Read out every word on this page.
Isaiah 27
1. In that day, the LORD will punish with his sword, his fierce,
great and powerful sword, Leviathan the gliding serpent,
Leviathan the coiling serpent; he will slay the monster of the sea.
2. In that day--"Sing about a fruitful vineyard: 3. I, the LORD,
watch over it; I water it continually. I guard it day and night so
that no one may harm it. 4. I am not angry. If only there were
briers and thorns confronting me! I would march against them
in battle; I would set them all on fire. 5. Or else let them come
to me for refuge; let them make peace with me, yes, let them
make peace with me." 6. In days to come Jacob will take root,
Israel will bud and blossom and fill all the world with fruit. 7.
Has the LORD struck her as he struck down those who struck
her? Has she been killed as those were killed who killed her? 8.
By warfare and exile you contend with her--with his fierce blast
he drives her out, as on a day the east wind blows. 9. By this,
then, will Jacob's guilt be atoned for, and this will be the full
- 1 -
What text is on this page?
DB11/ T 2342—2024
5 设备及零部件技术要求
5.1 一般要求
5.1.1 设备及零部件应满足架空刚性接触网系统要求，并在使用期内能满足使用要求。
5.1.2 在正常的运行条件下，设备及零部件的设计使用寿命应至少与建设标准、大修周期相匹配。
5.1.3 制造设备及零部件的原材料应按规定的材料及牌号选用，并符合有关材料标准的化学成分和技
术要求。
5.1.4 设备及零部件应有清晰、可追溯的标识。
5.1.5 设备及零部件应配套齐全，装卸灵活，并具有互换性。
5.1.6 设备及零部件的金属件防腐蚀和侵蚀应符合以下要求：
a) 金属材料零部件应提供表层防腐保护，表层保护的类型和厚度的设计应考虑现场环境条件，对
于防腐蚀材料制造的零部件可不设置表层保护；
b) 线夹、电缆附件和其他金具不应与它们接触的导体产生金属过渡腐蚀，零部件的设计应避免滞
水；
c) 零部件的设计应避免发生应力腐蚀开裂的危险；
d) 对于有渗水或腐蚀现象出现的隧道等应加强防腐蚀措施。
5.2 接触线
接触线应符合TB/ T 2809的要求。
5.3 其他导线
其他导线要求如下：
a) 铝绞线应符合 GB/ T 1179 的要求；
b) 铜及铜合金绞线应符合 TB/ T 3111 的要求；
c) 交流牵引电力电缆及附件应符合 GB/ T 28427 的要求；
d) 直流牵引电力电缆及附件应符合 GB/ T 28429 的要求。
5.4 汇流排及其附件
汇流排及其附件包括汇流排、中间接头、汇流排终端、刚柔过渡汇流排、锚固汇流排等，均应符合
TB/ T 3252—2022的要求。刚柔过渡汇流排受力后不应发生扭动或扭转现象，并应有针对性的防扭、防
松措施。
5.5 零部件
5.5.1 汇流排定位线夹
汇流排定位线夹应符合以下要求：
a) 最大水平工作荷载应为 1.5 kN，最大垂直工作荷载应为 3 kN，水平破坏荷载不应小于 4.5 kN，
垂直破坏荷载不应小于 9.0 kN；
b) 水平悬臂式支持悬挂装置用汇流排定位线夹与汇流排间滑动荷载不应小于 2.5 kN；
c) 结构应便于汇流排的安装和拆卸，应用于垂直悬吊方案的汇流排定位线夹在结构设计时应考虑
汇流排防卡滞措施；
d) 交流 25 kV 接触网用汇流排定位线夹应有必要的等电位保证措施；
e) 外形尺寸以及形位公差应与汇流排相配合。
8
^^^^
§ **Task prompt**
Among the entries above, how many lines hold the string "page"? Give the number by itself.

§ **Result for this task**
2